— WHAT THIS TASK INVOLVES —
All lines featuring the string "bootstrap" are to be listed.

— DATASET ENTRIES —

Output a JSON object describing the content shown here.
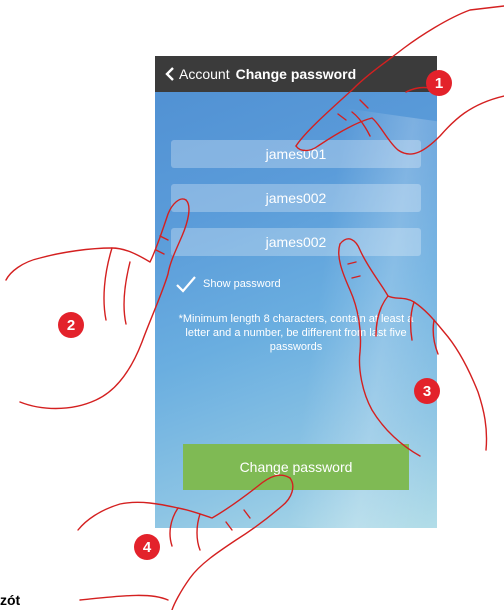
{
  "header": {
    "back_label": "Account",
    "title": "Change password"
  },
  "fields": {
    "old_password": "james001",
    "new_password": "james002",
    "confirm_password": "james002"
  },
  "show_password": {
    "label": "Show password",
    "checked": true
  },
  "note": "*Minimum length 8 characters, contain at least a letter and a number, be different from last five passwords",
  "button": {
    "label": "Change password"
  },
  "badges": {
    "b1": "1",
    "b2": "2",
    "b3": "3",
    "b4": "4"
  },
  "footer_text": "zót",
  "colors": {
    "topbar": "#3b3b3b",
    "button": "#7fba54",
    "badge": "#e3222b",
    "hand_outline": "#d42020"
  }
}
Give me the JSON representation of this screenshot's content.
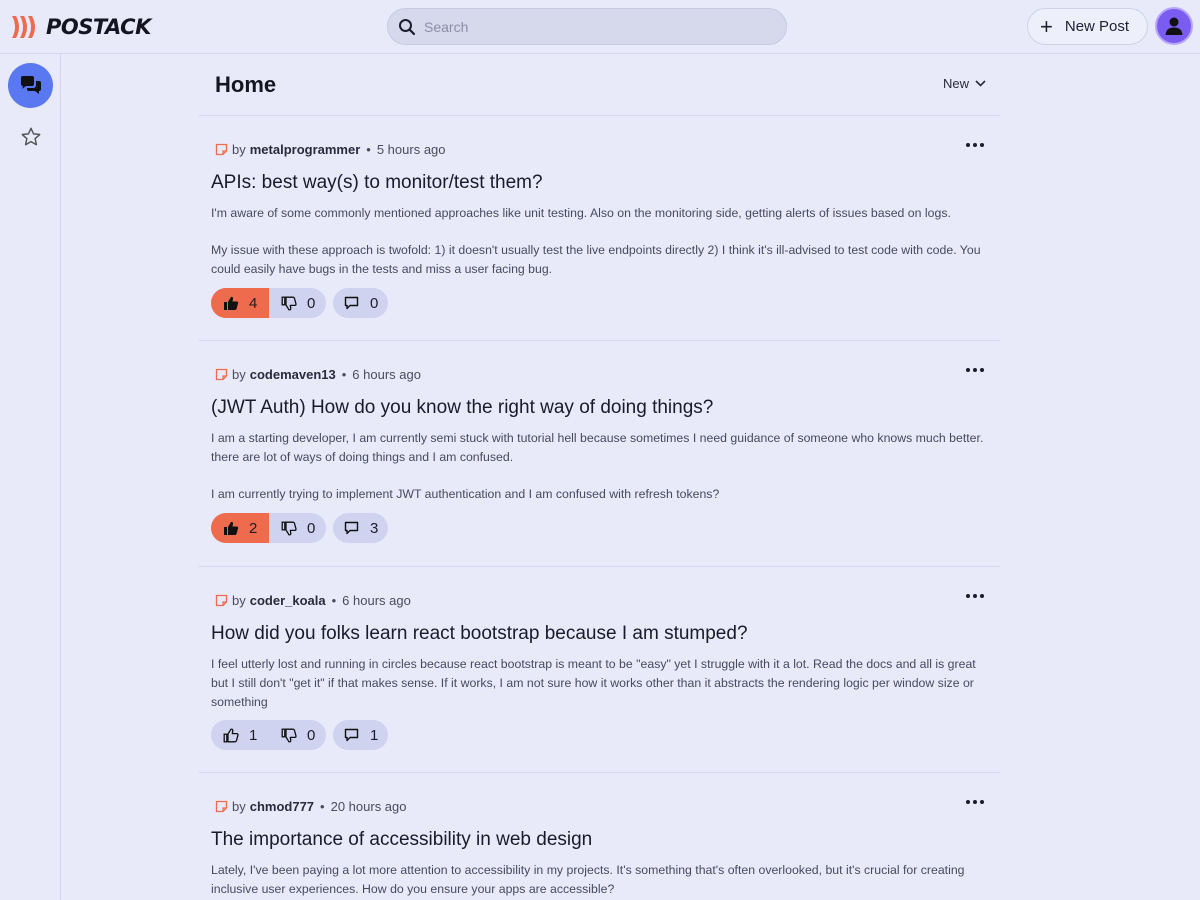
{
  "brand": {
    "name": "POSTACK"
  },
  "search": {
    "placeholder": "Search"
  },
  "header": {
    "new_post_label": "New Post"
  },
  "page": {
    "title": "Home",
    "sort_label": "New"
  },
  "colors": {
    "accent": "#ee6c4d",
    "primary": "#5a78f0",
    "avatar": "#7b5cf0",
    "background": "#e8eafa"
  },
  "posts": [
    {
      "by": "by",
      "author": "metalprogrammer",
      "time": "5 hours ago",
      "title": "APIs: best way(s) to monitor/test them?",
      "paragraphs": [
        "I'm aware of some commonly mentioned approaches like unit testing. Also on the monitoring side, getting alerts of issues based on logs.",
        "My issue with these approach is twofold: 1) it doesn't usually test the live endpoints directly 2) I think it's ill-advised to test code with code. You could easily have bugs in the tests and miss a user facing bug."
      ],
      "upvotes": "4",
      "downvotes": "0",
      "comments": "0",
      "upvoted": true
    },
    {
      "by": "by",
      "author": "codemaven13",
      "time": "6 hours ago",
      "title": "(JWT Auth) How do you know the right way of doing things?",
      "paragraphs": [
        "I am a starting developer, I am currently semi stuck with tutorial hell because sometimes I need guidance of someone who knows much better. there are lot of ways of doing things and I am confused.",
        "I am currently trying to implement JWT authentication and I am confused with refresh tokens?"
      ],
      "upvotes": "2",
      "downvotes": "0",
      "comments": "3",
      "upvoted": true
    },
    {
      "by": "by",
      "author": "coder_koala",
      "time": "6 hours ago",
      "title": "How did you folks learn react bootstrap because I am stumped?",
      "paragraphs": [
        "I feel utterly lost and running in circles because react bootstrap is meant to be \"easy\" yet I struggle with it a lot. Read the docs and all is great but I still don't \"get it\" if that makes sense. If it works, I am not sure how it works other than it abstracts the rendering logic per window size or something"
      ],
      "upvotes": "1",
      "downvotes": "0",
      "comments": "1",
      "upvoted": false
    },
    {
      "by": "by",
      "author": "chmod777",
      "time": "20 hours ago",
      "title": "The importance of accessibility in web design",
      "paragraphs": [
        "Lately, I've been paying a lot more attention to accessibility in my projects. It's something that's often overlooked, but it's crucial for creating inclusive user experiences. How do you ensure your apps are accessible?"
      ],
      "upvotes": "",
      "downvotes": "",
      "comments": "",
      "upvoted": false
    }
  ]
}
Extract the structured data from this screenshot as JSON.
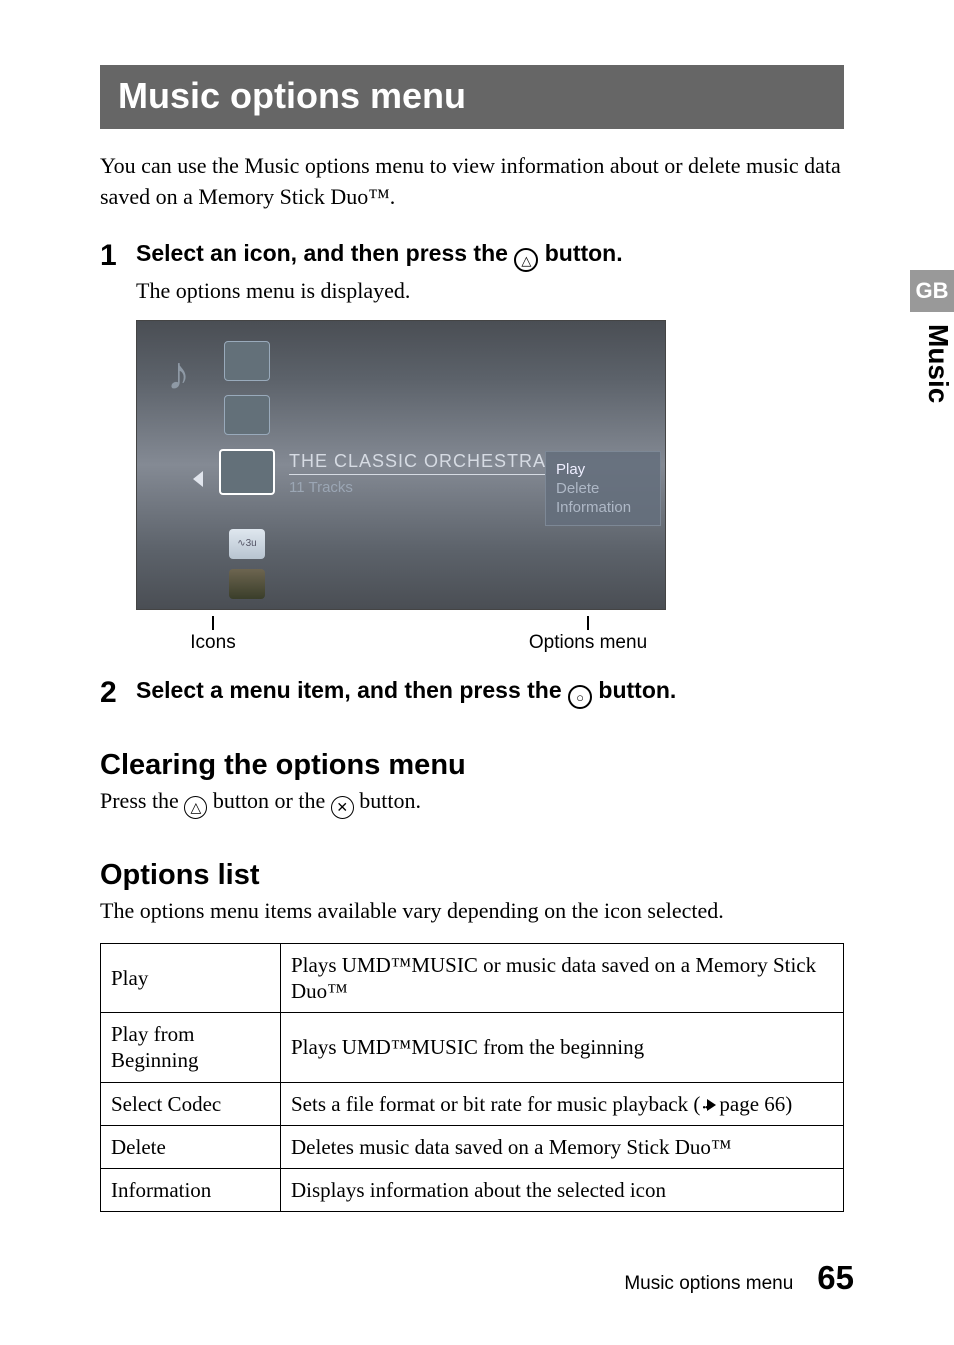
{
  "title": "Music options menu",
  "intro": "You can use the Music options menu to view information about or delete music data saved on a Memory Stick Duo™.",
  "steps": [
    {
      "num": "1",
      "title_before": "Select an icon, and then press the ",
      "button_glyph": "△",
      "title_after": " button.",
      "desc": "The options menu is displayed."
    },
    {
      "num": "2",
      "title_before": "Select a menu item, and then press the ",
      "button_glyph": "○",
      "title_after": " button.",
      "desc": ""
    }
  ],
  "screenshot": {
    "album_title": "THE CLASSIC ORCHESTRA",
    "album_sub": "11 Tracks",
    "menu": [
      "Play",
      "Delete",
      "Information"
    ],
    "icon3u": "∿3u"
  },
  "callouts": {
    "left": "Icons",
    "right": "Options menu"
  },
  "clearing": {
    "heading": "Clearing the options menu",
    "text_before": "Press the ",
    "glyph1": "△",
    "text_mid": " button or the ",
    "glyph2": "✕",
    "text_after": " button."
  },
  "options_list": {
    "heading": "Options list",
    "text": "The options menu items available vary depending on the icon selected."
  },
  "table": [
    {
      "name": "Play",
      "desc": "Plays UMD™MUSIC or music data saved on a Memory Stick Duo™"
    },
    {
      "name": "Play from Beginning",
      "desc": "Plays UMD™MUSIC from the beginning"
    },
    {
      "name": "Select Codec",
      "desc_before": "Sets a file format or bit rate for music playback (",
      "desc_after": "page 66)"
    },
    {
      "name": "Delete",
      "desc": "Deletes music data saved on a Memory Stick Duo™"
    },
    {
      "name": "Information",
      "desc": "Displays information about the selected icon"
    }
  ],
  "side": {
    "gb": "GB",
    "section": "Music"
  },
  "footer": {
    "label": "Music options menu",
    "page": "65"
  }
}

— ANSWER —
      "title": "How did you folks learn react bootstrap because I am stumped?",
        "I feel utterly lost and running in circles because react bootstrap is meant to be \"easy\" yet I struggle with it a lot. Read the docs and all is great but I still don't \"get it\" if that makes sense. If it works, I am not sure how it works other than it abstracts the rendering logic per window size or something"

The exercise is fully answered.